Record set START

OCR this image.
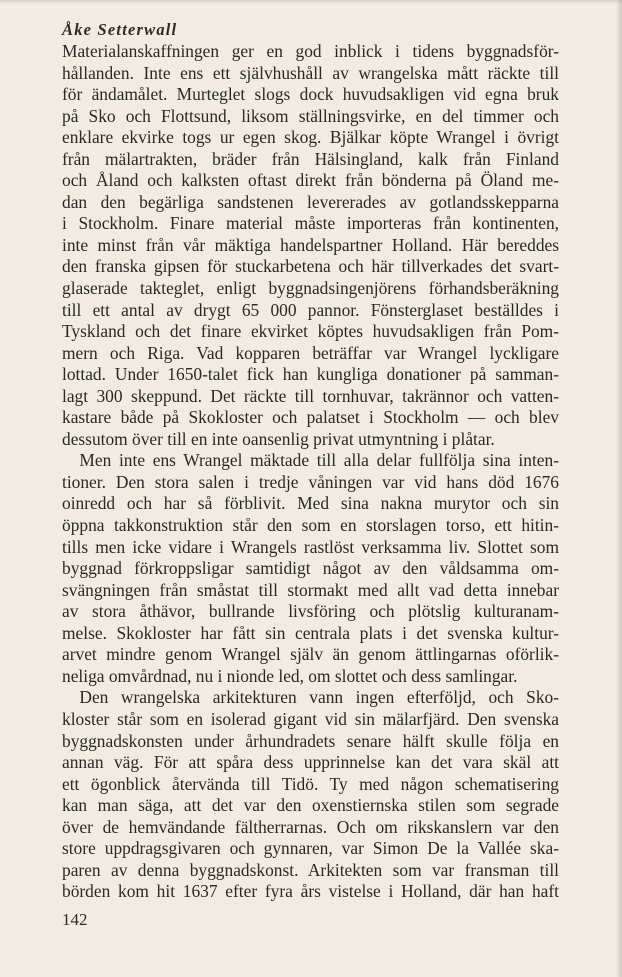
Åke Setterwall
Materialanskaffningen ger en god inblick i tidens byggnadsför-
hållanden. Inte ens ett självhushåll av wrangelska mått räckte till
för ändamålet. Murteglet slogs dock huvudsakligen vid egna bruk
på Sko och Flottsund, liksom ställningsvirke, en del timmer och
enklare ekvirke togs ur egen skog. Bjälkar köpte Wrangel i övrigt
från mälartrakten, bräder från Hälsingland, kalk från Finland
och Åland och kalksten oftast direkt från bönderna på Öland me-
dan den begärliga sandstenen levererades av gotlandsskepparna
i Stockholm. Finare material måste importeras från kontinenten,
inte minst från vår mäktiga handelspartner Holland. Här bereddes
den franska gipsen för stuckarbetena och här tillverkades det svart-
glaserade takteglet, enligt byggnadsingenjörens förhandsberäkning
till ett antal av drygt 65 000 pannor. Fönsterglaset beställdes i
Tyskland och det finare ekvirket köptes huvudsakligen från Pom-
mern och Riga. Vad kopparen beträffar var Wrangel lyckligare
lottad. Under 1650-talet fick han kungliga donationer på samman-
lagt 300 skeppund. Det räckte till tornhuvar, takrännor och vatten-
kastare både på Skokloster och palatset i Stockholm — och blev
dessutom över till en inte oansenlig privat utmyntning i plåtar.
Men inte ens Wrangel mäktade till alla delar fullfölja sina inten-
tioner. Den stora salen i tredje våningen var vid hans död 1676
oinredd och har så förblivit. Med sina nakna murytor och sin
öppna takkonstruktion står den som en storslagen torso, ett hitin-
tills men icke vidare i Wrangels rastlöst verksamma liv. Slottet som
byggnad förkroppsligar samtidigt något av den våldsamma om-
svängningen från småstat till stormakt med allt vad detta innebar
av stora åthävor, bullrande livsföring och plötslig kulturanam-
melse. Skokloster har fått sin centrala plats i det svenska kultur-
arvet mindre genom Wrangel själv än genom ättlingarnas oförlik-
neliga omvårdnad, nu i nionde led, om slottet och dess samlingar.
Den wrangelska arkitekturen vann ingen efterföljd, och Sko-
kloster står som en isolerad gigant vid sin mälarfjärd. Den svenska
byggnadskonsten under århundradets senare hälft skulle följa en
annan väg. För att spåra dess upprinnelse kan det vara skäl att
ett ögonblick återvända till Tidö. Ty med någon schematisering
kan man säga, att det var den oxenstiernska stilen som segrade
över de hemvändande fältherrarnas. Och om rikskanslern var den
store uppdragsgivaren och gynnaren, var Simon De la Vallée ska-
paren av denna byggnadskonst. Arkitekten som var fransman till
börden kom hit 1637 efter fyra års vistelse i Holland, där han haft
142
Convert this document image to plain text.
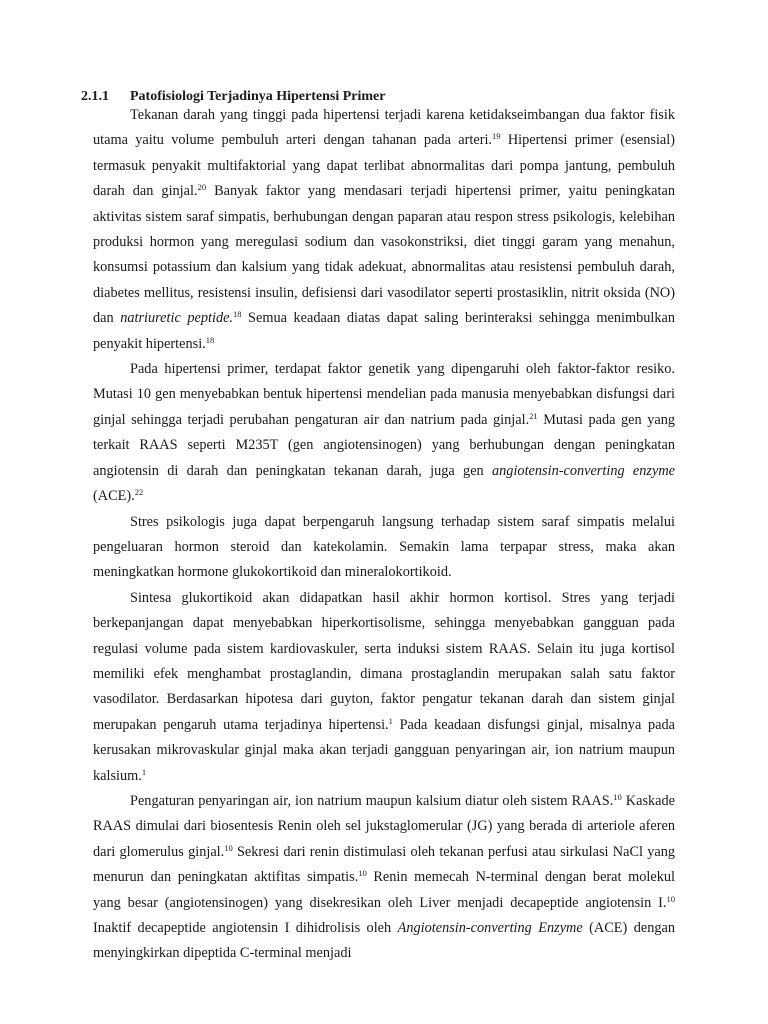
2.1.1 Patofisiologi Terjadinya Hipertensi Primer

Tekanan darah yang tinggi pada hipertensi terjadi karena ketidakseimbangan dua faktor fisik utama yaitu volume pembuluh arteri dengan tahanan pada arteri.$^{19}$ Hipertensi primer (esensial) termasuk penyakit multifaktorial yang dapat terlibat abnormalitas dari pompa jantung, pembuluh darah dan ginjal.$^{20}$ Banyak faktor yang mendasari terjadi hipertensi primer, yaitu peningkatan aktivitas sistem saraf simpatis, berhubungan dengan paparan atau respon stress psikologis, kelebihan produksi hormon yang meregulasi sodium dan vasokonstriksi, diet tinggi garam yang menahun, konsumsi potassium dan kalsium yang tidak adekuat, abnormalitas atau resistensi pembuluh darah, diabetes mellitus, resistensi insulin, defisiensi dari vasodilator seperti prostasiklin, nitrit oksida (NO) dan natriuretic peptide.$^{18}$ Semua keadaan diatas dapat saling berinteraksi sehingga menimbulkan penyakit hipertensi.$^{18}$

Pada hipertensi primer, terdapat faktor genetik yang dipengaruhi oleh faktor-faktor resiko. Mutasi 10 gen menyebabkan bentuk hipertensi mendelian pada manusia menyebabkan disfungsi dari ginjal sehingga terjadi perubahan pengaturan air dan natrium pada ginjal.$^{21}$ Mutasi pada gen yang terkait RAAS seperti M235T (gen angiotensinogen) yang berhubungan dengan peningkatan angiotensin di darah dan peningkatan tekanan darah, juga gen angiotensin-converting enzyme (ACE).$^{22}$

Stres psikologis juga dapat berpengaruh langsung terhadap sistem saraf simpatis melalui pengeluaran hormon steroid dan katekolamin. Semakin lama terpapar stress, maka akan meningkatkan hormone glukokortikoid dan mineralokortikoid.

Sintesa glukortikoid akan didapatkan hasil akhir hormon kortisol. Stres yang terjadi berkepanjangan dapat menyebabkan hiperkortisolisme, sehingga menyebabkan gangguan pada regulasi volume pada sistem kardiovaskuler, serta induksi sistem RAAS. Selain itu juga kortisol memiliki efek menghambat prostaglandin, dimana prostaglandin merupakan salah satu faktor vasodilator. Berdasarkan hipotesa dari guyton, faktor pengatur tekanan darah dan sistem ginjal merupakan pengaruh utama terjadinya hipertensi.$^1$ Pada keadaan disfungsi ginjal, misalnya pada kerusakan mikrovaskular ginjal maka akan terjadi gangguan penyaringan air, ion natrium maupun kalsium.$^1$

Pengaturan penyaringan air, ion natrium maupun kalsium diatur oleh sistem RAAS.$^{10}$ Kaskade RAAS dimulai dari biosentesis Renin oleh sel jukstaglomerular (JG) yang berada di arteriole aferen dari glomerulus ginjal.$^{10}$ Sekresi dari renin distimulasi oleh tekanan perfusi atau sirkulasi NaCl yang menurun dan peningkatan aktifitas simpatis.$^{10}$ Renin memecah N-terminal dengan berat molekul yang besar (angiotensinogen) yang disekresikan oleh Liver menjadi decapeptide angiotensin I.$^{10}$ Inaktif decapeptide angiotensin I dihidrolisis oleh Angiotensin-converting Enzyme (ACE) dengan menyingkirkan dipeptida C-terminal menjadi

Record set END

Task goal:
An exact copy of every entry, pictures left out, is what to write here.

Response area:
OCR this image.
Åke Setterwall
Materialanskaffningen ger en god inblick i tidens byggnadsför-
hållanden. Inte ens ett självhushåll av wrangelska mått räckte till
för ändamålet. Murteglet slogs dock huvudsakligen vid egna bruk
på Sko och Flottsund, liksom ställningsvirke, en del timmer och
enklare ekvirke togs ur egen skog. Bjälkar köpte Wrangel i övrigt
från mälartrakten, bräder från Hälsingland, kalk från Finland
och Åland och kalksten oftast direkt från bönderna på Öland me-
dan den begärliga sandstenen levererades av gotlandsskepparna
i Stockholm. Finare material måste importeras från kontinenten,
inte minst från vår mäktiga handelspartner Holland. Här bereddes
den franska gipsen för stuckarbetena och här tillverkades det svart-
glaserade takteglet, enligt byggnadsingenjörens förhandsberäkning
till ett antal av drygt 65 000 pannor. Fönsterglaset beställdes i
Tyskland och det finare ekvirket köptes huvudsakligen från Pom-
mern och Riga. Vad kopparen beträffar var Wrangel lyckligare
lottad. Under 1650-talet fick han kungliga donationer på samman-
lagt 300 skeppund. Det räckte till tornhuvar, takrännor och vatten-
kastare både på Skokloster och palatset i Stockholm — och blev
dessutom över till en inte oansenlig privat utmyntning i plåtar.
Men inte ens Wrangel mäktade till alla delar fullfölja sina inten-
tioner. Den stora salen i tredje våningen var vid hans död 1676
oinredd och har så förblivit. Med sina nakna murytor och sin
öppna takkonstruktion står den som en storslagen torso, ett hitin-
tills men icke vidare i Wrangels rastlöst verksamma liv. Slottet som
byggnad förkroppsligar samtidigt något av den våldsamma om-
svängningen från småstat till stormakt med allt vad detta innebar
av stora åthävor, bullrande livsföring och plötslig kulturanam-
melse. Skokloster har fått sin centrala plats i det svenska kultur-
arvet mindre genom Wrangel själv än genom ättlingarnas oförlik-
neliga omvårdnad, nu i nionde led, om slottet och dess samlingar.
Den wrangelska arkitekturen vann ingen efterföljd, och Sko-
kloster står som en isolerad gigant vid sin mälarfjärd. Den svenska
byggnadskonsten under århundradets senare hälft skulle följa en
annan väg. För att spåra dess upprinnelse kan det vara skäl att
ett ögonblick återvända till Tidö. Ty med någon schematisering
kan man säga, att det var den oxenstiernska stilen som segrade
över de hemvändande fältherrarnas. Och om rikskanslern var den
store uppdragsgivaren och gynnaren, var Simon De la Vallée ska-
paren av denna byggnadskonst. Arkitekten som var fransman till
börden kom hit 1637 efter fyra års vistelse i Holland, där han haft
142
Convert this document image to plain text.
2.1.1 Patofisiologi Terjadinya Hipertensi Primer

Tekanan darah yang tinggi pada hipertensi terjadi karena ketidakseimbangan dua faktor fisik utama yaitu volume pembuluh arteri dengan tahanan pada arteri.$^{19}$ Hipertensi primer (esensial) termasuk penyakit multifaktorial yang dapat terlibat abnormalitas dari pompa jantung, pembuluh darah dan ginjal.$^{20}$ Banyak faktor yang mendasari terjadi hipertensi primer, yaitu peningkatan aktivitas sistem saraf simpatis, berhubungan dengan paparan atau respon stress psikologis, kelebihan produksi hormon yang meregulasi sodium dan vasokonstriksi, diet tinggi garam yang menahun, konsumsi potassium dan kalsium yang tidak adekuat, abnormalitas atau resistensi pembuluh darah, diabetes mellitus, resistensi insulin, defisiensi dari vasodilator seperti prostasiklin, nitrit oksida (NO) dan natriuretic peptide.$^{18}$ Semua keadaan diatas dapat saling berinteraksi sehingga menimbulkan penyakit hipertensi.$^{18}$

Pada hipertensi primer, terdapat faktor genetik yang dipengaruhi oleh faktor-faktor resiko. Mutasi 10 gen menyebabkan bentuk hipertensi mendelian pada manusia menyebabkan disfungsi dari ginjal sehingga terjadi perubahan pengaturan air dan natrium pada ginjal.$^{21}$ Mutasi pada gen yang terkait RAAS seperti M235T (gen angiotensinogen) yang berhubungan dengan peningkatan angiotensin di darah dan peningkatan tekanan darah, juga gen angiotensin-converting enzyme (ACE).$^{22}$

Stres psikologis juga dapat berpengaruh langsung terhadap sistem saraf simpatis melalui pengeluaran hormon steroid dan katekolamin. Semakin lama terpapar stress, maka akan meningkatkan hormone glukokortikoid dan mineralokortikoid.

Sintesa glukortikoid akan didapatkan hasil akhir hormon kortisol. Stres yang terjadi berkepanjangan dapat menyebabkan hiperkortisolisme, sehingga menyebabkan gangguan pada regulasi volume pada sistem kardiovaskuler, serta induksi sistem RAAS. Selain itu juga kortisol memiliki efek menghambat prostaglandin, dimana prostaglandin merupakan salah satu faktor vasodilator. Berdasarkan hipotesa dari guyton, faktor pengatur tekanan darah dan sistem ginjal merupakan pengaruh utama terjadinya hipertensi.$^1$ Pada keadaan disfungsi ginjal, misalnya pada kerusakan mikrovaskular ginjal maka akan terjadi gangguan penyaringan air, ion natrium maupun kalsium.$^1$

Pengaturan penyaringan air, ion natrium maupun kalsium diatur oleh sistem RAAS.$^{10}$ Kaskade RAAS dimulai dari biosentesis Renin oleh sel jukstaglomerular (JG) yang berada di arteriole aferen dari glomerulus ginjal.$^{10}$ Sekresi dari renin distimulasi oleh tekanan perfusi atau sirkulasi NaCl yang menurun dan peningkatan aktifitas simpatis.$^{10}$ Renin memecah N-terminal dengan berat molekul yang besar (angiotensinogen) yang disekresikan oleh Liver menjadi decapeptide angiotensin I.$^{10}$ Inaktif decapeptide angiotensin I dihidrolisis oleh Angiotensin-converting Enzyme (ACE) dengan menyingkirkan dipeptida C-terminal menjadi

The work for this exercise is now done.